-------- LISTING

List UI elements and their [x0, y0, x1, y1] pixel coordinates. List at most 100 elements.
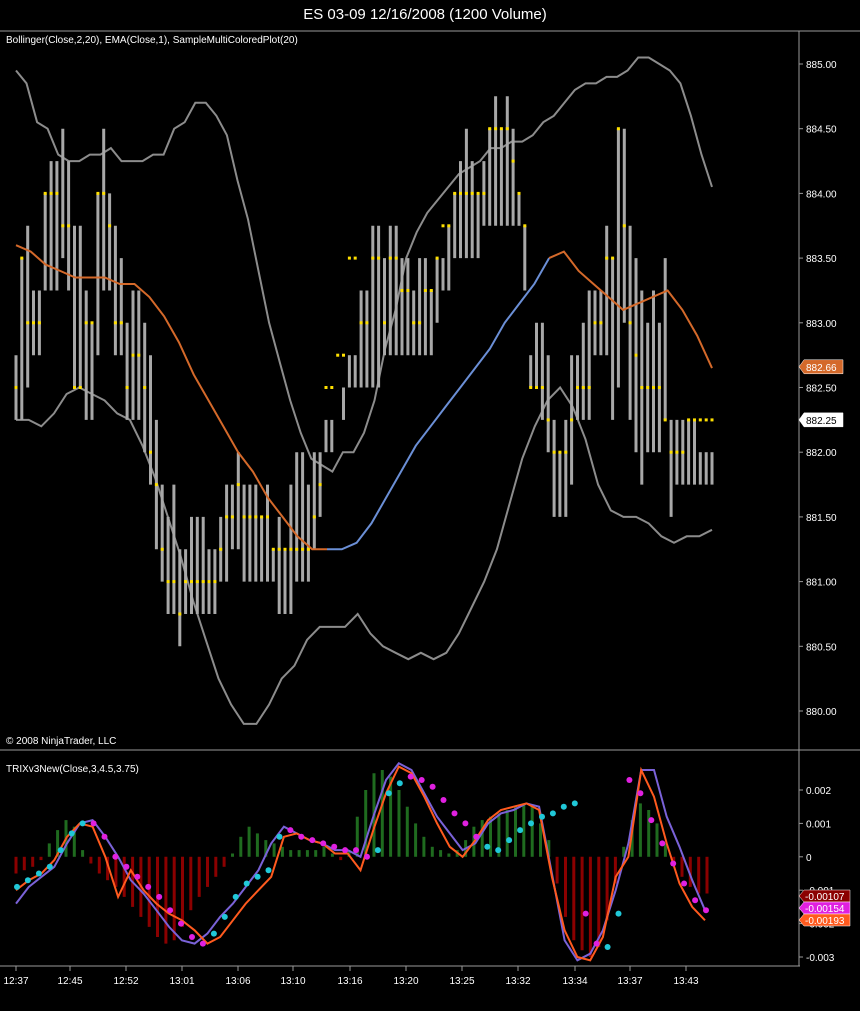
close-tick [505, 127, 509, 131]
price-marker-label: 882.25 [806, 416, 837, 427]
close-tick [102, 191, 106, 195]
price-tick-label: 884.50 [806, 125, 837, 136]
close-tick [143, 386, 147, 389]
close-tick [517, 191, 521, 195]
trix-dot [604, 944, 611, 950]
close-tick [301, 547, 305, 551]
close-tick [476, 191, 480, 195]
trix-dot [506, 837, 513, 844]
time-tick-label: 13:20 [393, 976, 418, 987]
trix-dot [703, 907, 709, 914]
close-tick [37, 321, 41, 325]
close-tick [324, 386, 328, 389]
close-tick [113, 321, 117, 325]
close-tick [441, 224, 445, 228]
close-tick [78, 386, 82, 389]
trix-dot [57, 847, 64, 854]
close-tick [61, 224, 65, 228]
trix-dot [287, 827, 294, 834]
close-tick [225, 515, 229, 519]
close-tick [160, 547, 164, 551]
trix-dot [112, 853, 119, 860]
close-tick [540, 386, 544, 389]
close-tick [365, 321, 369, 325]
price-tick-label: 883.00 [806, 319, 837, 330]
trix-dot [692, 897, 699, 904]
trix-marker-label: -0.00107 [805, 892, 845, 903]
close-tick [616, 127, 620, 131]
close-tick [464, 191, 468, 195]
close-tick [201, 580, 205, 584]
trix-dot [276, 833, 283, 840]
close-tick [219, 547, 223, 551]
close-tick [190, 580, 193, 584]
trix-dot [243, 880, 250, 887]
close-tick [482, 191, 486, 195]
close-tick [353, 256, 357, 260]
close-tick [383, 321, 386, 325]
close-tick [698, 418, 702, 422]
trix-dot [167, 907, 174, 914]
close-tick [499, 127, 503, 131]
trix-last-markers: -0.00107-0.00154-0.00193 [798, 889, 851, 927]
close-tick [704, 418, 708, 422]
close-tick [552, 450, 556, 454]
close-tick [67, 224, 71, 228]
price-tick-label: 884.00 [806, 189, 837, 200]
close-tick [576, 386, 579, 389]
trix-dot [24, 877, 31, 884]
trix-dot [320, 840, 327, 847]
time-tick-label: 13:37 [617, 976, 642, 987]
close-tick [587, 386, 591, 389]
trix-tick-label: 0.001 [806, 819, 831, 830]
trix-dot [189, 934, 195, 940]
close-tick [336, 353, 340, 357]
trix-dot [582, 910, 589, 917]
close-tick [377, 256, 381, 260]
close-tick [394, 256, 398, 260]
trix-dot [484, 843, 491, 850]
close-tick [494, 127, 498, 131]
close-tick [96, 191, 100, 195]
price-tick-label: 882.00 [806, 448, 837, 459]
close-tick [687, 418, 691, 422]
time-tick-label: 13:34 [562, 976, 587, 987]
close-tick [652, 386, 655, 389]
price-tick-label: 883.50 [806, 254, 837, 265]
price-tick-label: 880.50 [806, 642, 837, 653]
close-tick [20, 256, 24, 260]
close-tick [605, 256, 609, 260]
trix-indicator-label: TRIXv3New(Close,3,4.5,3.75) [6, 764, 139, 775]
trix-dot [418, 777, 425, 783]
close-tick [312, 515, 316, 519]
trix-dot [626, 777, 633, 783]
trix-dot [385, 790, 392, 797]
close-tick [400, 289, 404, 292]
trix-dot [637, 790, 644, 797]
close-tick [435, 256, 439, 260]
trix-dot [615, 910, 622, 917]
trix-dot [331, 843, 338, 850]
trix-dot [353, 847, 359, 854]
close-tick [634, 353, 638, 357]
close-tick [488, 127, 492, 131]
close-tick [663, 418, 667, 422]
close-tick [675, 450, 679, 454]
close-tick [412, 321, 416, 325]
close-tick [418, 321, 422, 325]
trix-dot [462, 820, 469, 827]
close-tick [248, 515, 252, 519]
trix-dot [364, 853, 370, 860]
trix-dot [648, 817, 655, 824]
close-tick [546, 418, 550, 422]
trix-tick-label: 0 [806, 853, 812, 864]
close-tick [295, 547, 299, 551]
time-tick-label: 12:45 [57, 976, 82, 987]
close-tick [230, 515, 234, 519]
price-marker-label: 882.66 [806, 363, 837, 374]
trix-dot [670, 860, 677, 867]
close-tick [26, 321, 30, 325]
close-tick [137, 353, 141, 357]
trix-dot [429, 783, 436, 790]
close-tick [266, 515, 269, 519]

----------------

THE TASK.
Reproduce every line of the records above word for word, omitting the pictures.

FINAL RESULT.
List UI elements and their [x0, y0, x1, y1] pixel coordinates. List at most 100 elements.
close-tick [505, 127, 509, 131]
price-marker-label: 882.25 [806, 416, 837, 427]
close-tick [102, 191, 106, 195]
price-tick-label: 884.50 [806, 125, 837, 136]
close-tick [143, 386, 147, 389]
close-tick [517, 191, 521, 195]
trix-dot [604, 944, 611, 950]
close-tick [301, 547, 305, 551]
close-tick [476, 191, 480, 195]
trix-dot [506, 837, 513, 844]
time-tick-label: 13:20 [393, 976, 418, 987]
trix-dot [703, 907, 709, 914]
close-tick [37, 321, 41, 325]
close-tick [324, 386, 328, 389]
close-tick [113, 321, 117, 325]
close-tick [441, 224, 445, 228]
close-tick [78, 386, 82, 389]
trix-dot [57, 847, 64, 854]
close-tick [61, 224, 65, 228]
trix-dot [287, 827, 294, 834]
close-tick [225, 515, 229, 519]
close-tick [160, 547, 164, 551]
trix-dot [112, 853, 119, 860]
close-tick [540, 386, 544, 389]
close-tick [365, 321, 369, 325]
price-tick-label: 883.00 [806, 319, 837, 330]
trix-dot [692, 897, 699, 904]
trix-marker-label: -0.00107 [805, 892, 845, 903]
close-tick [616, 127, 620, 131]
close-tick [464, 191, 468, 195]
close-tick [201, 580, 205, 584]
trix-dot [276, 833, 283, 840]
close-tick [219, 547, 223, 551]
close-tick [190, 580, 193, 584]
trix-dot [243, 880, 250, 887]
close-tick [482, 191, 486, 195]
close-tick [353, 256, 357, 260]
close-tick [383, 321, 386, 325]
close-tick [698, 418, 702, 422]
trix-dot [167, 907, 174, 914]
close-tick [499, 127, 503, 131]
trix-last-markers: -0.00107-0.00154-0.00193 [798, 889, 851, 927]
close-tick [704, 418, 708, 422]
close-tick [552, 450, 556, 454]
close-tick [67, 224, 71, 228]
price-tick-label: 884.00 [806, 189, 837, 200]
close-tick [576, 386, 579, 389]
trix-dot [24, 877, 31, 884]
trix-dot [320, 840, 327, 847]
time-tick-label: 13:37 [617, 976, 642, 987]
close-tick [587, 386, 591, 389]
trix-tick-label: 0.001 [806, 819, 831, 830]
trix-dot [189, 934, 195, 940]
close-tick [336, 353, 340, 357]
trix-dot [582, 910, 589, 917]
close-tick [377, 256, 381, 260]
close-tick [394, 256, 398, 260]
trix-dot [484, 843, 491, 850]
close-tick [494, 127, 498, 131]
close-tick [96, 191, 100, 195]
price-tick-label: 882.00 [806, 448, 837, 459]
close-tick [687, 418, 691, 422]
time-tick-label: 13:34 [562, 976, 587, 987]
close-tick [652, 386, 655, 389]
price-tick-label: 883.50 [806, 254, 837, 265]
price-tick-label: 880.50 [806, 642, 837, 653]
close-tick [20, 256, 24, 260]
close-tick [605, 256, 609, 260]
trix-indicator-label: TRIXv3New(Close,3,4.5,3.75) [6, 764, 139, 775]
trix-dot [418, 777, 425, 783]
close-tick [312, 515, 316, 519]
trix-dot [626, 777, 633, 783]
trix-dot [385, 790, 392, 797]
close-tick [400, 289, 404, 292]
trix-dot [637, 790, 644, 797]
close-tick [435, 256, 439, 260]
trix-dot [615, 910, 622, 917]
trix-dot [331, 843, 338, 850]
trix-dot [353, 847, 359, 854]
close-tick [634, 353, 638, 357]
close-tick [488, 127, 492, 131]
close-tick [663, 418, 667, 422]
close-tick [675, 450, 679, 454]
close-tick [412, 321, 416, 325]
close-tick [418, 321, 422, 325]
trix-dot [462, 820, 469, 827]
close-tick [248, 515, 252, 519]
trix-dot [364, 853, 370, 860]
trix-dot [648, 817, 655, 824]
close-tick [546, 418, 550, 422]
trix-tick-label: 0 [806, 853, 812, 864]
close-tick [295, 547, 299, 551]
time-tick-label: 12:45 [57, 976, 82, 987]
close-tick [230, 515, 234, 519]
price-marker-label: 882.66 [806, 363, 837, 374]
trix-dot [670, 860, 677, 867]
close-tick [26, 321, 30, 325]
close-tick [137, 353, 141, 357]
trix-dot [429, 783, 436, 790]
close-tick [266, 515, 269, 519]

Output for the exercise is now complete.